WHAT TO PRODUCE: Copy out every line of the material below without changing anything.

EXTRACTED INFORMATION:

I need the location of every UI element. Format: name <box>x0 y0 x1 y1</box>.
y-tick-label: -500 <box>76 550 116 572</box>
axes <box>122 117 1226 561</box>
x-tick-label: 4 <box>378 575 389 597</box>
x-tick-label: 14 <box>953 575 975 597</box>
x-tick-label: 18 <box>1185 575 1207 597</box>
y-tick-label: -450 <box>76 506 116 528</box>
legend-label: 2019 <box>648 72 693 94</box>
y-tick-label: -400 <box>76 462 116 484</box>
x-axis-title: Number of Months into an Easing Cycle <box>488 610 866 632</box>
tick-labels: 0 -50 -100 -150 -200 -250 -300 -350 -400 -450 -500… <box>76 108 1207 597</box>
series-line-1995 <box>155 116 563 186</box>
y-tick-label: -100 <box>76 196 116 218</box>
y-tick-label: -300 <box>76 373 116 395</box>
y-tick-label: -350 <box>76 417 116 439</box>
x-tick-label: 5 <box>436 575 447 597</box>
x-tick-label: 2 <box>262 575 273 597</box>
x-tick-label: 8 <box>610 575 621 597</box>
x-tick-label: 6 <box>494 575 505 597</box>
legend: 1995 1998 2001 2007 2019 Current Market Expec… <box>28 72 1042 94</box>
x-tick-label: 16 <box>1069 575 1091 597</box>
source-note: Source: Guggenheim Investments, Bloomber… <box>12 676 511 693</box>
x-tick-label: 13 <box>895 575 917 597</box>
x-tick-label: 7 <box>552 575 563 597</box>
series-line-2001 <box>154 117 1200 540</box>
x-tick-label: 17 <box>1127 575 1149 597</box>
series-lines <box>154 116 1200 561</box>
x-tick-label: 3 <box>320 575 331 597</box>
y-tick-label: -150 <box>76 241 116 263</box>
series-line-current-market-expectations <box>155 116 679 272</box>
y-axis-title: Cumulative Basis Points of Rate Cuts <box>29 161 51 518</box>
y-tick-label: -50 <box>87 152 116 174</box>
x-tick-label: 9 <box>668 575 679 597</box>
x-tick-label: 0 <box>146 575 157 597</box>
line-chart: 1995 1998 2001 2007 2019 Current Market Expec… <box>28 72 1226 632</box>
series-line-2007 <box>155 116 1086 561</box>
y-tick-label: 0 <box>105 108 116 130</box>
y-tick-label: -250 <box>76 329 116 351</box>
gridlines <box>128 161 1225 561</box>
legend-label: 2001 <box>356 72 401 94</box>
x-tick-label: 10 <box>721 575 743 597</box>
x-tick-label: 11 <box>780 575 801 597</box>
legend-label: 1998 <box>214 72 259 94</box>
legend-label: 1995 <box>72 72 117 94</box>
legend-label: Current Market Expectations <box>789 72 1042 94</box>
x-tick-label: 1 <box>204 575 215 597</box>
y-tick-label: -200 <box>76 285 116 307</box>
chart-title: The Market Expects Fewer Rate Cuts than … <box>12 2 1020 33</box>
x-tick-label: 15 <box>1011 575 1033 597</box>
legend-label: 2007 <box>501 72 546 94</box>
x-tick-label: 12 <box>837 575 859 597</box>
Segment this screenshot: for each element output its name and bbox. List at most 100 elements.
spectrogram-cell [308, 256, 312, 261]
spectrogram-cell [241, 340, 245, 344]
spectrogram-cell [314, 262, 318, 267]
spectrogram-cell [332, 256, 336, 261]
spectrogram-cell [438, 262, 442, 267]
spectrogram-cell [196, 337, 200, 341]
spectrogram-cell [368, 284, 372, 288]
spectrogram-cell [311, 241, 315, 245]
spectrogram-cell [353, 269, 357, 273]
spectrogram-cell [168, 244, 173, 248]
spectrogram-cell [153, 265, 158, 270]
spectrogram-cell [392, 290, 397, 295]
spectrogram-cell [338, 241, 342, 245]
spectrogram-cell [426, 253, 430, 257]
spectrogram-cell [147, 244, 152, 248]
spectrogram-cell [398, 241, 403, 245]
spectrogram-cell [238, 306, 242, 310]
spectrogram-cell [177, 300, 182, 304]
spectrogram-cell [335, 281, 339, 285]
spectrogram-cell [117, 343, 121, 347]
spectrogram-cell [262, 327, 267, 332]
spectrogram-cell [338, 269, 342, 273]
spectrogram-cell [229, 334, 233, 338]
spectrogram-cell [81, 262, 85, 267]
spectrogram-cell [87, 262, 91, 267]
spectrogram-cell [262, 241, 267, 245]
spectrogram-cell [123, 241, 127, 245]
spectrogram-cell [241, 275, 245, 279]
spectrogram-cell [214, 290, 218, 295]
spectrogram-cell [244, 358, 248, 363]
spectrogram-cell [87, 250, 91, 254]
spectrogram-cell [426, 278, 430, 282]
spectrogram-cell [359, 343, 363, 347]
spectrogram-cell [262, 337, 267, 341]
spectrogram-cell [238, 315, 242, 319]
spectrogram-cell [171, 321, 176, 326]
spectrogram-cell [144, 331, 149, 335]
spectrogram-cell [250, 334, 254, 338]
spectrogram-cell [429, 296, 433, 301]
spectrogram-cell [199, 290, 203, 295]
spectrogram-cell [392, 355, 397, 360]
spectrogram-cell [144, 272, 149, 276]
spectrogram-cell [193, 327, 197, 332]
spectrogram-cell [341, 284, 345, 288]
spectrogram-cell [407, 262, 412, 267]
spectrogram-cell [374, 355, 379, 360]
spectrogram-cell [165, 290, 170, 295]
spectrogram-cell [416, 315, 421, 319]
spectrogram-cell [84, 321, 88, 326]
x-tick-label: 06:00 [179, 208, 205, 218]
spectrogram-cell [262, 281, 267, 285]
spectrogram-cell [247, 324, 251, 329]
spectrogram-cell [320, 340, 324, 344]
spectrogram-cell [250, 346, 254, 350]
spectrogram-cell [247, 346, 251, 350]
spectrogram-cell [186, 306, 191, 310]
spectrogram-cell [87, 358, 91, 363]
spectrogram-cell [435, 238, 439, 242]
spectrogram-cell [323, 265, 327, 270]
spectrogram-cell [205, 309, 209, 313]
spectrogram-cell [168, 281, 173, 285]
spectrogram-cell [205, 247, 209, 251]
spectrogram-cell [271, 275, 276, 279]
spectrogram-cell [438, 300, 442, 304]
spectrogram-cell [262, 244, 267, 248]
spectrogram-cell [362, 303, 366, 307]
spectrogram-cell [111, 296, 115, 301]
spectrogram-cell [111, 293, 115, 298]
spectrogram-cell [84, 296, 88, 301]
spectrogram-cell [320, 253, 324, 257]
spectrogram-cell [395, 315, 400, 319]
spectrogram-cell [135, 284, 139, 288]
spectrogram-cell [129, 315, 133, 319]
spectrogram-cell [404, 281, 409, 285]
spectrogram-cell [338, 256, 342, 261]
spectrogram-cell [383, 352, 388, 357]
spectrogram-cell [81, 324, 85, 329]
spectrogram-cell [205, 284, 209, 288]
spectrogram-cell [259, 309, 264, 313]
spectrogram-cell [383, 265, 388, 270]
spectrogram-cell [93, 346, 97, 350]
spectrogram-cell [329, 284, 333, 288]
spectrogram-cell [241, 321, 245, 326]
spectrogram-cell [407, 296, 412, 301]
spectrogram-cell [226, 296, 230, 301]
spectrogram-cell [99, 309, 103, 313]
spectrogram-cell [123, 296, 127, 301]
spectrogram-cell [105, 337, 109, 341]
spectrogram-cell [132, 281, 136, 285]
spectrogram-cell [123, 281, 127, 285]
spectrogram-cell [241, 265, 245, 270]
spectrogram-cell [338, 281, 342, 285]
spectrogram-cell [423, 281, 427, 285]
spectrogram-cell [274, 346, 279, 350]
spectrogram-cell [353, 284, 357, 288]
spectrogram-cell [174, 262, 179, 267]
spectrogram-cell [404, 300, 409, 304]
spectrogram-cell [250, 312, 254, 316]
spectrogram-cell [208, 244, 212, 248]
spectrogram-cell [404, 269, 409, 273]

COMPLETE ANSWER:
I need the location of every UI element. Format: name <box>x0 y0 x1 y1</box>.
y-tick-label: -500 <box>76 550 116 572</box>
axes <box>122 117 1226 561</box>
x-tick-label: 4 <box>378 575 389 597</box>
x-tick-label: 14 <box>953 575 975 597</box>
x-tick-label: 18 <box>1185 575 1207 597</box>
y-tick-label: -450 <box>76 506 116 528</box>
legend-label: 2019 <box>648 72 693 94</box>
y-tick-label: -400 <box>76 462 116 484</box>
x-axis-title: Number of Months into an Easing Cycle <box>488 610 866 632</box>
tick-labels: 0 -50 -100 -150 -200 -250 -300 -350 -400 -450 -500… <box>76 108 1207 597</box>
series-line-1995 <box>155 116 563 186</box>
y-tick-label: -100 <box>76 196 116 218</box>
y-tick-label: -300 <box>76 373 116 395</box>
y-tick-label: -350 <box>76 417 116 439</box>
x-tick-label: 5 <box>436 575 447 597</box>
x-tick-label: 2 <box>262 575 273 597</box>
x-tick-label: 8 <box>610 575 621 597</box>
x-tick-label: 6 <box>494 575 505 597</box>
legend: 1995 1998 2001 2007 2019 Current Market Expec… <box>28 72 1042 94</box>
x-tick-label: 16 <box>1069 575 1091 597</box>
source-note: Source: Guggenheim Investments, Bloomber… <box>12 676 511 693</box>
x-tick-label: 13 <box>895 575 917 597</box>
x-tick-label: 7 <box>552 575 563 597</box>
series-line-2001 <box>154 117 1200 540</box>
x-tick-label: 17 <box>1127 575 1149 597</box>
series-lines <box>154 116 1200 561</box>
x-tick-label: 3 <box>320 575 331 597</box>
y-tick-label: -150 <box>76 241 116 263</box>
series-line-current-market-expectations <box>155 116 679 272</box>
y-axis-title: Cumulative Basis Points of Rate Cuts <box>29 161 51 518</box>
y-tick-label: -50 <box>87 152 116 174</box>
x-tick-label: 9 <box>668 575 679 597</box>
x-tick-label: 0 <box>146 575 157 597</box>
line-chart: 1995 1998 2001 2007 2019 Current Market Expec… <box>28 72 1226 632</box>
series-line-2007 <box>155 116 1086 561</box>
y-tick-label: 0 <box>105 108 116 130</box>
y-tick-label: -250 <box>76 329 116 351</box>
gridlines <box>128 161 1225 561</box>
legend-label: 2001 <box>356 72 401 94</box>
x-tick-label: 10 <box>721 575 743 597</box>
x-tick-label: 11 <box>780 575 801 597</box>
legend-label: 1998 <box>214 72 259 94</box>
legend-label: 1995 <box>72 72 117 94</box>
legend-label: Current Market Expectations <box>789 72 1042 94</box>
x-tick-label: 1 <box>204 575 215 597</box>
y-tick-label: -200 <box>76 285 116 307</box>
chart-title: The Market Expects Fewer Rate Cuts than … <box>12 2 1020 33</box>
x-tick-label: 15 <box>1011 575 1033 597</box>
legend-label: 2007 <box>501 72 546 94</box>
x-tick-label: 12 <box>837 575 859 597</box>
Segment this screenshot: for each element output its name and bbox. List at most 100 elements.
spectrogram-cell [308, 256, 312, 261]
spectrogram-cell [241, 340, 245, 344]
spectrogram-cell [314, 262, 318, 267]
spectrogram-cell [332, 256, 336, 261]
spectrogram-cell [438, 262, 442, 267]
spectrogram-cell [196, 337, 200, 341]
spectrogram-cell [368, 284, 372, 288]
spectrogram-cell [311, 241, 315, 245]
spectrogram-cell [353, 269, 357, 273]
spectrogram-cell [168, 244, 173, 248]
spectrogram-cell [153, 265, 158, 270]
spectrogram-cell [392, 290, 397, 295]
spectrogram-cell [338, 241, 342, 245]
spectrogram-cell [426, 253, 430, 257]
spectrogram-cell [147, 244, 152, 248]
spectrogram-cell [398, 241, 403, 245]
spectrogram-cell [238, 306, 242, 310]
spectrogram-cell [177, 300, 182, 304]
spectrogram-cell [335, 281, 339, 285]
spectrogram-cell [117, 343, 121, 347]
spectrogram-cell [262, 327, 267, 332]
spectrogram-cell [338, 269, 342, 273]
spectrogram-cell [229, 334, 233, 338]
spectrogram-cell [81, 262, 85, 267]
spectrogram-cell [87, 262, 91, 267]
spectrogram-cell [262, 241, 267, 245]
spectrogram-cell [123, 241, 127, 245]
spectrogram-cell [241, 275, 245, 279]
spectrogram-cell [214, 290, 218, 295]
spectrogram-cell [244, 358, 248, 363]
spectrogram-cell [87, 250, 91, 254]
spectrogram-cell [426, 278, 430, 282]
spectrogram-cell [359, 343, 363, 347]
spectrogram-cell [262, 337, 267, 341]
spectrogram-cell [238, 315, 242, 319]
spectrogram-cell [171, 321, 176, 326]
spectrogram-cell [144, 331, 149, 335]
spectrogram-cell [250, 334, 254, 338]
spectrogram-cell [429, 296, 433, 301]
spectrogram-cell [199, 290, 203, 295]
spectrogram-cell [392, 355, 397, 360]
spectrogram-cell [144, 272, 149, 276]
spectrogram-cell [193, 327, 197, 332]
spectrogram-cell [341, 284, 345, 288]
spectrogram-cell [407, 262, 412, 267]
spectrogram-cell [374, 355, 379, 360]
spectrogram-cell [165, 290, 170, 295]
spectrogram-cell [416, 315, 421, 319]
spectrogram-cell [84, 321, 88, 326]
x-tick-label: 06:00 [179, 208, 205, 218]
spectrogram-cell [262, 281, 267, 285]
spectrogram-cell [247, 324, 251, 329]
spectrogram-cell [320, 340, 324, 344]
spectrogram-cell [250, 346, 254, 350]
spectrogram-cell [247, 346, 251, 350]
spectrogram-cell [186, 306, 191, 310]
spectrogram-cell [87, 358, 91, 363]
spectrogram-cell [435, 238, 439, 242]
spectrogram-cell [323, 265, 327, 270]
spectrogram-cell [205, 309, 209, 313]
spectrogram-cell [168, 281, 173, 285]
spectrogram-cell [205, 247, 209, 251]
spectrogram-cell [271, 275, 276, 279]
spectrogram-cell [438, 300, 442, 304]
spectrogram-cell [262, 244, 267, 248]
spectrogram-cell [362, 303, 366, 307]
spectrogram-cell [111, 296, 115, 301]
spectrogram-cell [111, 293, 115, 298]
spectrogram-cell [84, 296, 88, 301]
spectrogram-cell [320, 253, 324, 257]
spectrogram-cell [395, 315, 400, 319]
spectrogram-cell [135, 284, 139, 288]
spectrogram-cell [129, 315, 133, 319]
spectrogram-cell [404, 281, 409, 285]
spectrogram-cell [338, 256, 342, 261]
spectrogram-cell [383, 352, 388, 357]
spectrogram-cell [81, 324, 85, 329]
spectrogram-cell [205, 284, 209, 288]
spectrogram-cell [259, 309, 264, 313]
spectrogram-cell [383, 265, 388, 270]
spectrogram-cell [93, 346, 97, 350]
spectrogram-cell [329, 284, 333, 288]
spectrogram-cell [241, 321, 245, 326]
spectrogram-cell [407, 296, 412, 301]
spectrogram-cell [226, 296, 230, 301]
spectrogram-cell [99, 309, 103, 313]
spectrogram-cell [123, 296, 127, 301]
spectrogram-cell [105, 337, 109, 341]
spectrogram-cell [132, 281, 136, 285]
spectrogram-cell [123, 281, 127, 285]
spectrogram-cell [241, 265, 245, 270]
spectrogram-cell [338, 281, 342, 285]
spectrogram-cell [423, 281, 427, 285]
spectrogram-cell [274, 346, 279, 350]
spectrogram-cell [353, 284, 357, 288]
spectrogram-cell [174, 262, 179, 267]
spectrogram-cell [404, 300, 409, 304]
spectrogram-cell [250, 312, 254, 316]
spectrogram-cell [208, 244, 212, 248]
spectrogram-cell [404, 269, 409, 273]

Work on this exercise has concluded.